— start DATA FOR THIS TASK —
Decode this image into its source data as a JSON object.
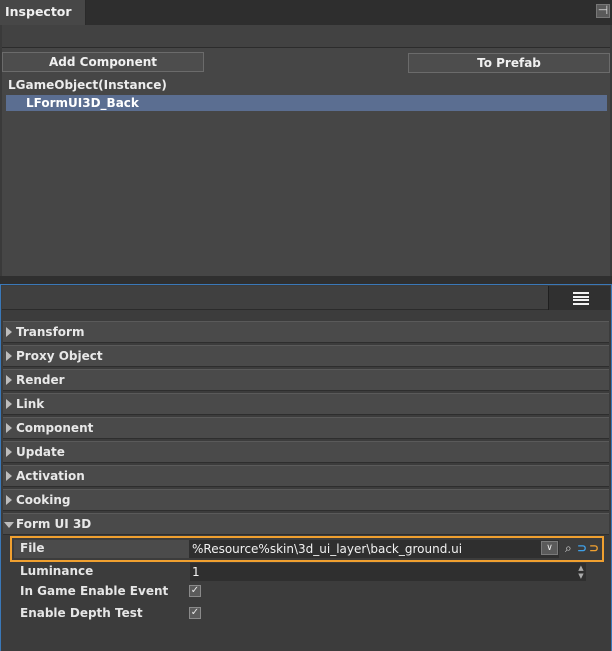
{
  "window": {
    "title": "Inspector",
    "pin_icon": "pin-icon"
  },
  "actions": {
    "add_component": "Add Component",
    "to_prefab": "To Prefab"
  },
  "hierarchy": {
    "root": "LGameObject(Instance)",
    "selected_child": "LFormUI3D_Back"
  },
  "properties_toolbar": {
    "menu_icon": "menu-icon"
  },
  "sections": [
    {
      "label": "Transform",
      "expanded": false
    },
    {
      "label": "Proxy Object",
      "expanded": false
    },
    {
      "label": "Render",
      "expanded": false
    },
    {
      "label": "Link",
      "expanded": false
    },
    {
      "label": "Component",
      "expanded": false
    },
    {
      "label": "Update",
      "expanded": false
    },
    {
      "label": "Activation",
      "expanded": false
    },
    {
      "label": "Cooking",
      "expanded": false
    },
    {
      "label": "Form UI 3D",
      "expanded": true
    }
  ],
  "form_ui_3d": {
    "file": {
      "label": "File",
      "value": "%Resource%skin\\3d_ui_layer\\back_ground.ui",
      "highlight_color": "#f0a030"
    },
    "luminance": {
      "label": "Luminance",
      "value": "1"
    },
    "in_game_enable_event": {
      "label": "In Game Enable Event",
      "checked": true
    },
    "enable_depth_test": {
      "label": "Enable Depth Test",
      "checked": true
    }
  },
  "colors": {
    "selection": "#5b6e91",
    "panel_focus_border": "#3a78b8",
    "highlight": "#f0a030"
  }
}
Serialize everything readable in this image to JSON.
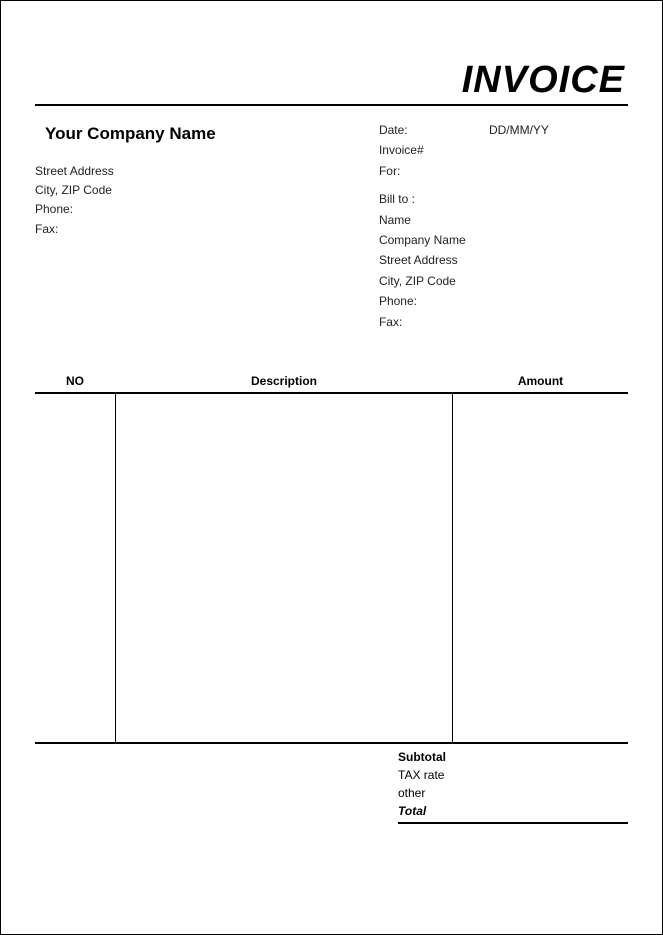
{
  "title": "INVOICE",
  "company": {
    "name": "Your Company Name",
    "street": "Street Address",
    "city_zip": "City,  ZIP Code",
    "phone_label": "Phone:",
    "fax_label": "Fax:"
  },
  "meta": {
    "date_label": "Date:",
    "date_value": "DD/MM/YY",
    "invoice_label": "Invoice#",
    "for_label": "For:"
  },
  "bill_to": {
    "heading": "Bill to :",
    "name": "Name",
    "company": "Company Name",
    "street": "Street Address",
    "city_zip": "City,  ZIP Code",
    "phone_label": "Phone:",
    "fax_label": "Fax:"
  },
  "table": {
    "headers": {
      "no": "NO",
      "description": "Description",
      "amount": "Amount"
    }
  },
  "totals": {
    "subtotal": "Subtotal",
    "tax": "TAX rate",
    "other": "other",
    "total": "Total"
  }
}
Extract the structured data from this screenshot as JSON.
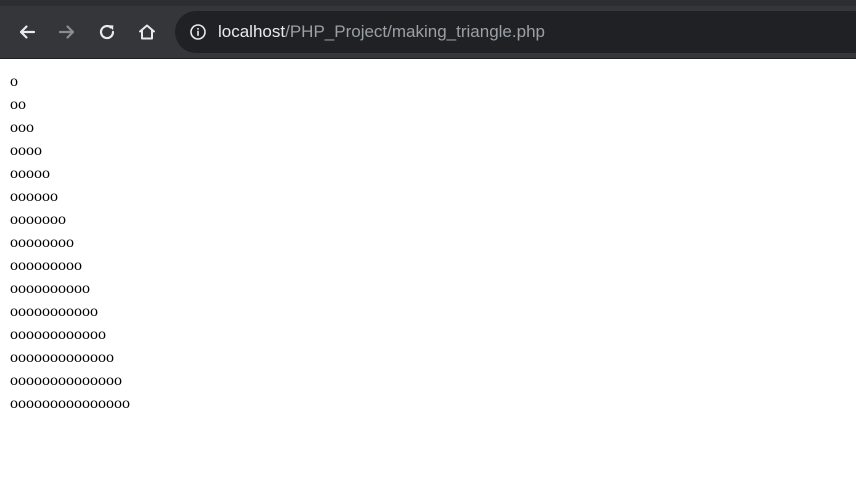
{
  "browser": {
    "url_host": "localhost",
    "url_path": "/PHP_Project/making_triangle.php",
    "icons": {
      "back": "arrow-left-icon",
      "forward": "arrow-right-icon",
      "reload": "reload-icon",
      "home": "home-icon",
      "site_info": "info-icon"
    },
    "colors": {
      "toolbar": "#35363a",
      "omnibox": "#202124",
      "icon_active": "#e8eaed",
      "icon_disabled": "#8a8d91"
    }
  },
  "page": {
    "rows": [
      "o",
      "oo",
      "ooo",
      "oooo",
      "ooooo",
      "oooooo",
      "ooooooo",
      "oooooooo",
      "ooooooooo",
      "oooooooooo",
      "ooooooooooo",
      "oooooooooooo",
      "ooooooooooooo",
      "oooooooooooooo",
      "ooooooooooooooo"
    ]
  }
}
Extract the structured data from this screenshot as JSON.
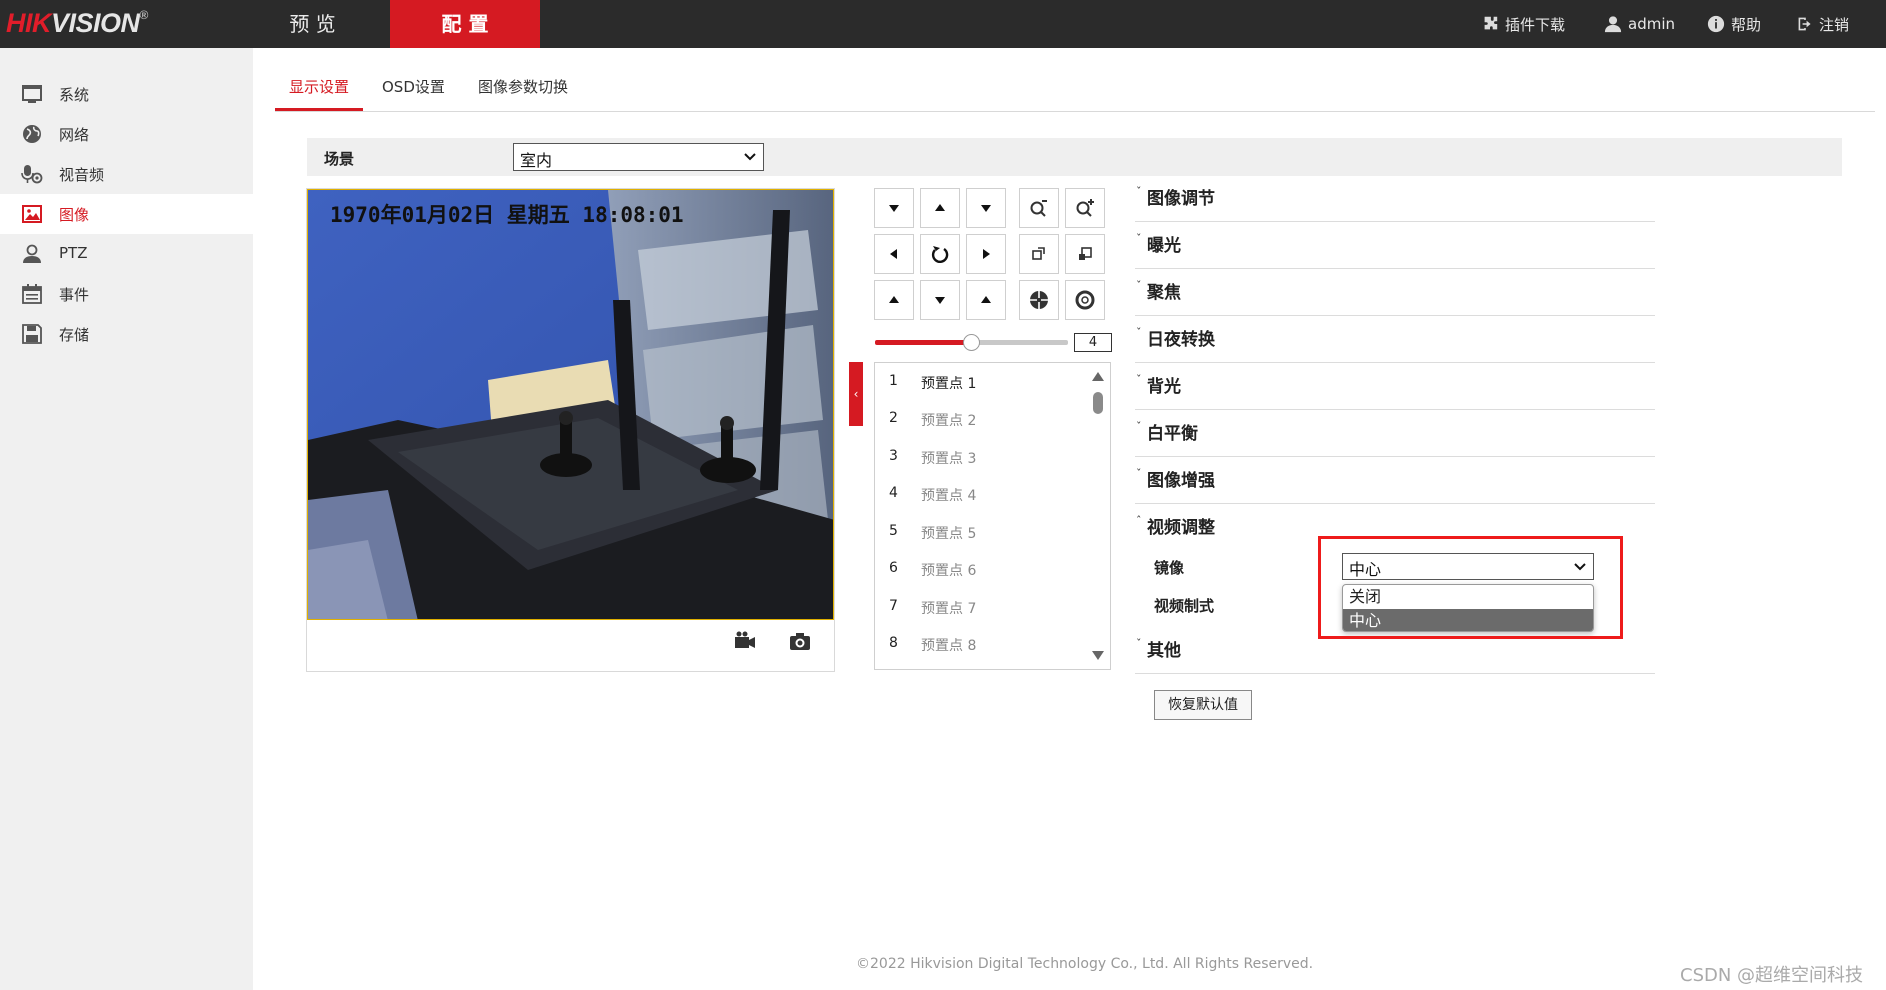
{
  "brand": {
    "logo_red": "HIK",
    "logo_white": "VISION",
    "registered": "®"
  },
  "topnav": {
    "preview": "预 览",
    "config": "配 置"
  },
  "toplinks": {
    "plugin": "插件下载",
    "user": "admin",
    "help": "帮助",
    "logout": "注销"
  },
  "sidebar": {
    "items": [
      {
        "label": "系统",
        "icon": "monitor-icon"
      },
      {
        "label": "网络",
        "icon": "globe-icon"
      },
      {
        "label": "视音频",
        "icon": "microphone-icon"
      },
      {
        "label": "图像",
        "icon": "image-icon"
      },
      {
        "label": "PTZ",
        "icon": "user-icon"
      },
      {
        "label": "事件",
        "icon": "calendar-icon"
      },
      {
        "label": "存储",
        "icon": "floppy-icon"
      }
    ],
    "active": "图像"
  },
  "subtabs": {
    "display": "显示设置",
    "osd": "OSD设置",
    "switch": "图像参数切换"
  },
  "scene": {
    "label": "场景",
    "value": "室内"
  },
  "video": {
    "osd_text": "1970年01月02日  星期五  18:08:01"
  },
  "ptz": {
    "speed": "4",
    "speed_fraction": 0.5
  },
  "presets": [
    {
      "num": "1",
      "name": "预置点 1"
    },
    {
      "num": "2",
      "name": "预置点 2"
    },
    {
      "num": "3",
      "name": "预置点 3"
    },
    {
      "num": "4",
      "name": "预置点 4"
    },
    {
      "num": "5",
      "name": "预置点 5"
    },
    {
      "num": "6",
      "name": "预置点 6"
    },
    {
      "num": "7",
      "name": "预置点 7"
    },
    {
      "num": "8",
      "name": "预置点 8"
    }
  ],
  "sections": {
    "image_adjust": "图像调节",
    "exposure": "曝光",
    "focus": "聚焦",
    "day_night": "日夜转换",
    "backlight": "背光",
    "white_balance": "白平衡",
    "enhance": "图像增强",
    "video_adjust": "视频调整",
    "other": "其他"
  },
  "video_adjust": {
    "mirror_label": "镜像",
    "mirror_value": "中心",
    "standard_label": "视频制式",
    "options": [
      "关闭",
      "中心"
    ]
  },
  "restore_button": "恢复默认值",
  "footer": "©2022 Hikvision Digital Technology Co., Ltd. All Rights Reserved.",
  "watermark": "CSDN @超维空间科技",
  "colors": {
    "accent": "#d51a22",
    "topbar": "#2b2b2b",
    "sidebar": "#f0f0f0",
    "highlight_frame": "#ee1b1b"
  }
}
— end DATA FOR THIS TASK —
TASK TO CARRY OUT - Leave the images out, please, and restate each line word for word.

WORKED SOLUTION -
Decode this image into its source data as a JSON object.
{
  "window": {
    "title": "Inspector",
    "pin_icon": "pin-icon"
  },
  "actions": {
    "add_component": "Add Component",
    "to_prefab": "To Prefab"
  },
  "hierarchy": {
    "root": "LGameObject(Instance)",
    "selected_child": "LFormUI3D_Back"
  },
  "properties_toolbar": {
    "menu_icon": "menu-icon"
  },
  "sections": [
    {
      "label": "Transform",
      "expanded": false
    },
    {
      "label": "Proxy Object",
      "expanded": false
    },
    {
      "label": "Render",
      "expanded": false
    },
    {
      "label": "Link",
      "expanded": false
    },
    {
      "label": "Component",
      "expanded": false
    },
    {
      "label": "Update",
      "expanded": false
    },
    {
      "label": "Activation",
      "expanded": false
    },
    {
      "label": "Cooking",
      "expanded": false
    },
    {
      "label": "Form UI 3D",
      "expanded": true
    }
  ],
  "form_ui_3d": {
    "file": {
      "label": "File",
      "value": "%Resource%skin\\3d_ui_layer\\back_ground.ui",
      "highlight_color": "#f0a030"
    },
    "luminance": {
      "label": "Luminance",
      "value": "1"
    },
    "in_game_enable_event": {
      "label": "In Game Enable Event",
      "checked": true
    },
    "enable_depth_test": {
      "label": "Enable Depth Test",
      "checked": true
    }
  },
  "colors": {
    "selection": "#5b6e91",
    "panel_focus_border": "#3a78b8",
    "highlight": "#f0a030"
  }
}
Serialize everything readable in this image to JSON.
{
  "title": "INVOICE",
  "company": {
    "name": "Your Company Name",
    "street": "Street Address",
    "city_zip": "City,  ZIP Code",
    "phone_label": "Phone:",
    "fax_label": "Fax:"
  },
  "meta": {
    "date_label": "Date:",
    "date_value": "DD/MM/YY",
    "invoice_label": "Invoice#",
    "for_label": "For:"
  },
  "bill_to": {
    "heading": "Bill to :",
    "name": "Name",
    "company": "Company Name",
    "street": "Street Address",
    "city_zip": "City,  ZIP Code",
    "phone_label": "Phone:",
    "fax_label": "Fax:"
  },
  "table": {
    "headers": {
      "no": "NO",
      "description": "Description",
      "amount": "Amount"
    }
  },
  "totals": {
    "subtotal": "Subtotal",
    "tax": "TAX rate",
    "other": "other",
    "total": "Total"
  }
}
Extract the structured data from this screenshot as JSON.
{
  "browser": {
    "url_host": "localhost",
    "url_path": "/PHP_Project/making_triangle.php",
    "icons": {
      "back": "arrow-left-icon",
      "forward": "arrow-right-icon",
      "reload": "reload-icon",
      "home": "home-icon",
      "site_info": "info-icon"
    },
    "colors": {
      "toolbar": "#35363a",
      "omnibox": "#202124",
      "icon_active": "#e8eaed",
      "icon_disabled": "#8a8d91"
    }
  },
  "page": {
    "rows": [
      "o",
      "oo",
      "ooo",
      "oooo",
      "ooooo",
      "oooooo",
      "ooooooo",
      "oooooooo",
      "ooooooooo",
      "oooooooooo",
      "ooooooooooo",
      "oooooooooooo",
      "ooooooooooooo",
      "oooooooooooooo",
      "ooooooooooooooo"
    ]
  }
}
Extract the structured data from this screenshot as JSON.
{
  "brand": {
    "logo_red": "HIK",
    "logo_white": "VISION",
    "registered": "®"
  },
  "topnav": {
    "preview": "预 览",
    "config": "配 置"
  },
  "toplinks": {
    "plugin": "插件下载",
    "user": "admin",
    "help": "帮助",
    "logout": "注销"
  },
  "sidebar": {
    "items": [
      {
        "label": "系统",
        "icon": "monitor-icon"
      },
      {
        "label": "网络",
        "icon": "globe-icon"
      },
      {
        "label": "视音频",
        "icon": "microphone-icon"
      },
      {
        "label": "图像",
        "icon": "image-icon"
      },
      {
        "label": "PTZ",
        "icon": "user-icon"
      },
      {
        "label": "事件",
        "icon": "calendar-icon"
      },
      {
        "label": "存储",
        "icon": "floppy-icon"
      }
    ],
    "active": "图像"
  },
  "subtabs": {
    "display": "显示设置",
    "osd": "OSD设置",
    "switch": "图像参数切换"
  },
  "scene": {
    "label": "场景",
    "value": "室内"
  },
  "video": {
    "osd_text": "1970年01月02日  星期五  18:08:01"
  },
  "ptz": {
    "speed": "4",
    "speed_fraction": 0.5
  },
  "presets": [
    {
      "num": "1",
      "name": "预置点 1"
    },
    {
      "num": "2",
      "name": "预置点 2"
    },
    {
      "num": "3",
      "name": "预置点 3"
    },
    {
      "num": "4",
      "name": "预置点 4"
    },
    {
      "num": "5",
      "name": "预置点 5"
    },
    {
      "num": "6",
      "name": "预置点 6"
    },
    {
      "num": "7",
      "name": "预置点 7"
    },
    {
      "num": "8",
      "name": "预置点 8"
    }
  ],
  "sections": {
    "image_adjust": "图像调节",
    "exposure": "曝光",
    "focus": "聚焦",
    "day_night": "日夜转换",
    "backlight": "背光",
    "white_balance": "白平衡",
    "enhance": "图像增强",
    "video_adjust": "视频调整",
    "other": "其他"
  },
  "video_adjust": {
    "mirror_label": "镜像",
    "mirror_value": "中心",
    "standard_label": "视频制式",
    "options": [
      "关闭",
      "中心"
    ]
  },
  "restore_button": "恢复默认值",
  "footer": "©2022 Hikvision Digital Technology Co., Ltd. All Rights Reserved.",
  "watermark": "CSDN @超维空间科技",
  "colors": {
    "accent": "#d51a22",
    "topbar": "#2b2b2b",
    "sidebar": "#f0f0f0",
    "highlight_frame": "#ee1b1b"
  }
}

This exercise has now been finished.